What the task asks: In the news report on the Nairobi biotechnology meeting, why does co-chair Calestous Juma say that people who claim biotechnology is being forced on Africa have a limited view? Answer in one to three sentences.

Document text:
┌──

[NAIROBI] Researchers and policymakers met in Kenya this week to discuss ways that biotechnology could contribute to the continent's development.
The meeting held on 25-28 July was the 4th gathering of the High-Level Panel on Biotechnology, set up by the African Union and the New Partnership for Africa's Development to provide policy advice to African leaders.
The panel discussed a draft report, which it plans to refine and submit to the annual summit of African heads of state in January 2007. It has requested comments on the report from researchers, policymakers and the general public.
The report identifies ways of building the continent's capacity to use biotechnology to improve health, agriculture and industry, and urges African countries and regions to collaborate on biotechnology research.
The panel's co-chair, Calestous Juma of Harvard University, United States, said that people who say biotechnology is being forced on Africa have a limited view of what it is taking place and are only considering genetically modified (GM) organisms.
He pointed out that serious research in various aspects of biotechnology was already underway in African countries including Egypt, Kenya and South Africa.
Panel member Tewolde Egziabher, the director-general of Ethiopia's Environmental Protection Authority, said that biosafety issues relating to genetic modification are a small but vital component of biotechnology as a whole.
He said some industrialised countries are trying to force GM products onto African countries that have no regulatory frameworks or laws in place to mitigate adverse effects that these products could generate.
He said such countries are undermining the Cartagena Protocol, an international instrument intended to protect biodiversity from potential harm posed by GM organisms (see The Cartagena Protocol: the debate goes on).
Juma, however, is less worried about biosafety. "As far as I am concerned GM products are as safe as conventional ones, and both have risks," he said.

└──

Provided material:
┌──

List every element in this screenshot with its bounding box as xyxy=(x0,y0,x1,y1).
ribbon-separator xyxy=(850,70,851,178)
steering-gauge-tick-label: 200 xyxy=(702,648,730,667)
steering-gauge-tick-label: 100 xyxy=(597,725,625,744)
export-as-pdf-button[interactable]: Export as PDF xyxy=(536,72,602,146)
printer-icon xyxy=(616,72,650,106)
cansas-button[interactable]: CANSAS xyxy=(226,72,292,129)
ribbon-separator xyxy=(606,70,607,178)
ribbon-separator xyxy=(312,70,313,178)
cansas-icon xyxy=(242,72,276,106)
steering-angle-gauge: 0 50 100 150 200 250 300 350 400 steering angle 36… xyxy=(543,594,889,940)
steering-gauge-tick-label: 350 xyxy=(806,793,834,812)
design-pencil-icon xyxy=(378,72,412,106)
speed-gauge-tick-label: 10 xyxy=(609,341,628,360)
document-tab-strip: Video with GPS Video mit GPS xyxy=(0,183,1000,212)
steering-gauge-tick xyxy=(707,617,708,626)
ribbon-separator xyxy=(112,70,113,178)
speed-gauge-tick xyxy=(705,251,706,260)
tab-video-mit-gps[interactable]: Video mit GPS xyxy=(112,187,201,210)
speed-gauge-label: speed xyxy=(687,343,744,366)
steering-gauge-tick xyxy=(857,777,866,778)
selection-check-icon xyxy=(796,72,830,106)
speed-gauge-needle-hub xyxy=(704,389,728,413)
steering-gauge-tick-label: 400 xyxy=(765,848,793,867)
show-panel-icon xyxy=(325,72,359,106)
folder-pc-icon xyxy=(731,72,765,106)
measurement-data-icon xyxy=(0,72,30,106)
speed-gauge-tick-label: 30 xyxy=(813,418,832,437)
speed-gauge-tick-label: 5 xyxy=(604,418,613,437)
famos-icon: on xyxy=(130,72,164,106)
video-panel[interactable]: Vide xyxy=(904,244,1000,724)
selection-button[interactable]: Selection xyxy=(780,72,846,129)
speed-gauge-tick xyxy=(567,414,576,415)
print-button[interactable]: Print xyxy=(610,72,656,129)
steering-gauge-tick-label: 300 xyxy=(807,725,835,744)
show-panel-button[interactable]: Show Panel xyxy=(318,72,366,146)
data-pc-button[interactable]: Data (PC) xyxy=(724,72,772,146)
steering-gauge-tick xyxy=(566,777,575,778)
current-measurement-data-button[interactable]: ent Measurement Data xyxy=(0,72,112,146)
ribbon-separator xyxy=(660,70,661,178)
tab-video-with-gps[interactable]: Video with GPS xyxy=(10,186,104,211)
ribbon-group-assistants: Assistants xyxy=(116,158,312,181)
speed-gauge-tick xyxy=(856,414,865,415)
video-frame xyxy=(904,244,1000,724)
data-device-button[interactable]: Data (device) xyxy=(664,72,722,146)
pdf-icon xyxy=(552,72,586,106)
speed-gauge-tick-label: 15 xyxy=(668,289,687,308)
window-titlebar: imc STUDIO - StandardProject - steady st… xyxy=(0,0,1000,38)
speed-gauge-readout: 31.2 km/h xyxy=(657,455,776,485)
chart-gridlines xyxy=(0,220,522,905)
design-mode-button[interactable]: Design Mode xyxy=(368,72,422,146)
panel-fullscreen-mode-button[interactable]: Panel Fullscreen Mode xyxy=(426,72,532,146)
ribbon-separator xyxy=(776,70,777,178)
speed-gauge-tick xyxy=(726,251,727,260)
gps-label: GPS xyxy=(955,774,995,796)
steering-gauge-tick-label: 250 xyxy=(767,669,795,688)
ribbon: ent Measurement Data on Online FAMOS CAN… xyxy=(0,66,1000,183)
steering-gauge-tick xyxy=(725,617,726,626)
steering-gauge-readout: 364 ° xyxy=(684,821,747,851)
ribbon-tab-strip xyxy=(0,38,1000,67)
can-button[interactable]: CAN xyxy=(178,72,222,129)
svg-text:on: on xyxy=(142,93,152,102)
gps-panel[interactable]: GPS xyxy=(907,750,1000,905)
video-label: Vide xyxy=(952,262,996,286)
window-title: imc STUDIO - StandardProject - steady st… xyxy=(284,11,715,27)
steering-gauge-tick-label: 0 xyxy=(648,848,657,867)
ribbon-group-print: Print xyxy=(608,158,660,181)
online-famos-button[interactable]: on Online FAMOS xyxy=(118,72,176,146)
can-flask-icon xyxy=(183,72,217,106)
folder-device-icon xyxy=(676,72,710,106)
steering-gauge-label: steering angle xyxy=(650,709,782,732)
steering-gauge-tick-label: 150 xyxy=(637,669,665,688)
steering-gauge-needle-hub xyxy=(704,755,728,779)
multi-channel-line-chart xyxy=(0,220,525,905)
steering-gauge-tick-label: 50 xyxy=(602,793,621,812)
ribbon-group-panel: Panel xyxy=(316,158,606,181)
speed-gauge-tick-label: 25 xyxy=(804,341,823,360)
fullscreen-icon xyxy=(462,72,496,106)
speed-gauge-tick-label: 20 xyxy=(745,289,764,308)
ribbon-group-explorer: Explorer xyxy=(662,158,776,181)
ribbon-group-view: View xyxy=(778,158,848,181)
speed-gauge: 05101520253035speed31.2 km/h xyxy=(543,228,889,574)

└──

The answer: Juma says such people are considering only genetically modified (GM) organisms rather than biotechnology as a whole. He notes that serious research in various aspects of biotechnology is already underway in African countries including Egypt, Kenya and South Africa.